* EXERCISE OBJECTIVE *
Scan the entries for the string "name" and give the number of lines that have it, nothing further.

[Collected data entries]
☆ ☆ ☆ ☆ ☆

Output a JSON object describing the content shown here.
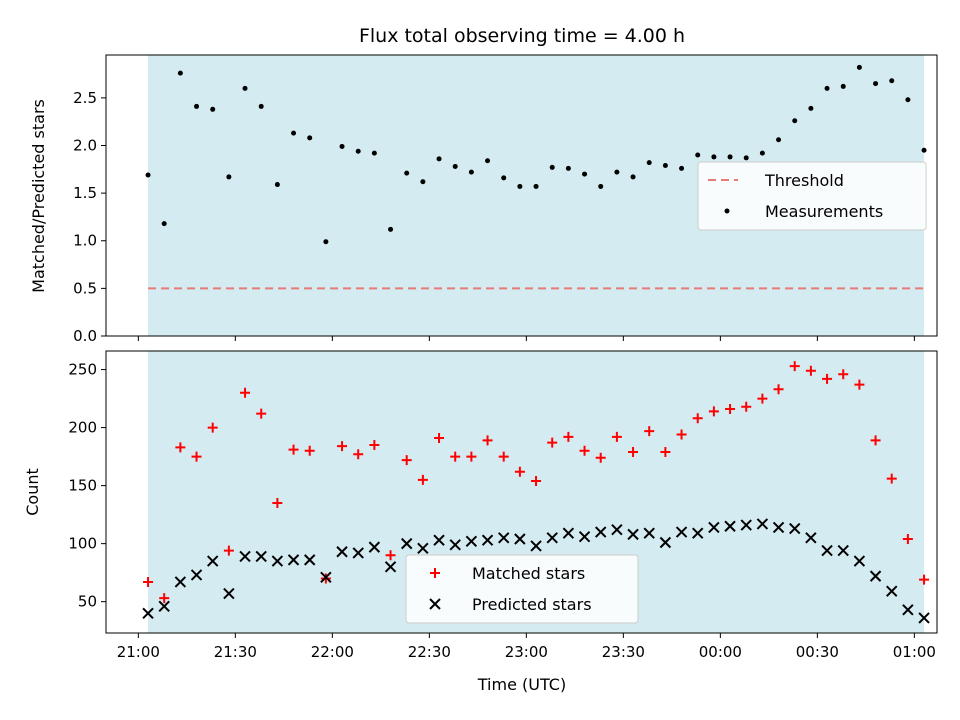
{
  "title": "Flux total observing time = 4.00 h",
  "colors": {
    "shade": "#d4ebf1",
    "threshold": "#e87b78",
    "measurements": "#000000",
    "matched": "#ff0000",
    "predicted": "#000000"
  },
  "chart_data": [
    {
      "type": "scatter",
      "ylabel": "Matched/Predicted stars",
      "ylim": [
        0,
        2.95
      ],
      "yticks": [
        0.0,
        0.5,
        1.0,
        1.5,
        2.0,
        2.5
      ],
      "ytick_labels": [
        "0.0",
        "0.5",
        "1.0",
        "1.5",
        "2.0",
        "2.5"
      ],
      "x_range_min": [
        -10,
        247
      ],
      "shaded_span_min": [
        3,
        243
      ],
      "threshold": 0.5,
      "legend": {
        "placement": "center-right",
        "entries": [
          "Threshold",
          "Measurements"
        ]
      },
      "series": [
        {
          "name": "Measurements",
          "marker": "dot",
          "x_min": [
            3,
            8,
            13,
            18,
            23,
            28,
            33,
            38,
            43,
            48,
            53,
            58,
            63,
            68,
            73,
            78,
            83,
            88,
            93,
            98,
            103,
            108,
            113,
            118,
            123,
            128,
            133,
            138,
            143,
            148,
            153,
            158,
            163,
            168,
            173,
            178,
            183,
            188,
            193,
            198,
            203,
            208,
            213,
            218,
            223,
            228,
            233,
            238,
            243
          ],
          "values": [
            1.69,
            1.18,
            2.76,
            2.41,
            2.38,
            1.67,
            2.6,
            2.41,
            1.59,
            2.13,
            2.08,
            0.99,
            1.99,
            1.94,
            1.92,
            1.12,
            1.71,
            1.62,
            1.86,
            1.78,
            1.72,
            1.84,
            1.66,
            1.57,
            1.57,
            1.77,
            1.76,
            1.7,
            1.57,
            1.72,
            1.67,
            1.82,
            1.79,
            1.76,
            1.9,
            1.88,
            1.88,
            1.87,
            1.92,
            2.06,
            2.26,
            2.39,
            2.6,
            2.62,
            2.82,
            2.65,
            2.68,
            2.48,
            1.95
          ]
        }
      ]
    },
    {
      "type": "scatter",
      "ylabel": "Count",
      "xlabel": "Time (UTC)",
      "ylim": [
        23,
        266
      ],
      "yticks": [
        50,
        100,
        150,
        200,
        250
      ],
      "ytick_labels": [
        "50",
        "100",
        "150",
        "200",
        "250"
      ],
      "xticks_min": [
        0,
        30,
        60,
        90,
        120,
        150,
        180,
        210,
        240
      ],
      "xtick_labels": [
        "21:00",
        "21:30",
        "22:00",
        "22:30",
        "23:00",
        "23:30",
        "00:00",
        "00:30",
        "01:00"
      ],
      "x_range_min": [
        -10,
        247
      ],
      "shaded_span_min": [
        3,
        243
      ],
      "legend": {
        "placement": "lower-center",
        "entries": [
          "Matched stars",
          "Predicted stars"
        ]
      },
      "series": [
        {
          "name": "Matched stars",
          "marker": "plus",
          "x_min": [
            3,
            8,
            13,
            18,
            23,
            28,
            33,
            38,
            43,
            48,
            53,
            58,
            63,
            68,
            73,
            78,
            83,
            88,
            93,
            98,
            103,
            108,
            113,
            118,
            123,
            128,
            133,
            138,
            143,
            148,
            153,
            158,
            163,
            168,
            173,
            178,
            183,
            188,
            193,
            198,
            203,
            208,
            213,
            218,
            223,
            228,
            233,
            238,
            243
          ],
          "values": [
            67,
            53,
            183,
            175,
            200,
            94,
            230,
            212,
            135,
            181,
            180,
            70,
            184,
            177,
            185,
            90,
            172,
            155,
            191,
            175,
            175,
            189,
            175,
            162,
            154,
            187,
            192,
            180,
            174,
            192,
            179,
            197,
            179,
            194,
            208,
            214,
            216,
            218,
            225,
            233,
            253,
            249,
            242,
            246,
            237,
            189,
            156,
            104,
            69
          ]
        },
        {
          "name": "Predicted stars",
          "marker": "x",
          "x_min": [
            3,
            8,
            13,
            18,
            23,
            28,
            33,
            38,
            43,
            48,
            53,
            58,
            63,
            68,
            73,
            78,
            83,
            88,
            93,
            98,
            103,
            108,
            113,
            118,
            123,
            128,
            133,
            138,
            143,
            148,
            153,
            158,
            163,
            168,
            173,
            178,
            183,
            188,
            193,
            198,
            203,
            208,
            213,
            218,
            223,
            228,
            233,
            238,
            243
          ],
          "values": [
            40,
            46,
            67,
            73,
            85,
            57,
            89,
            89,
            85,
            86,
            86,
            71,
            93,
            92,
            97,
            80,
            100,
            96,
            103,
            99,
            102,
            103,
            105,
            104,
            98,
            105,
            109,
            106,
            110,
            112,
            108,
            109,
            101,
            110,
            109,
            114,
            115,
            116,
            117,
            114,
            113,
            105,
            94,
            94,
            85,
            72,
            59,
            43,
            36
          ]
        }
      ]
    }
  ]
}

☆ ☆ ☆ ☆ ☆

* FINAL RESULT *
3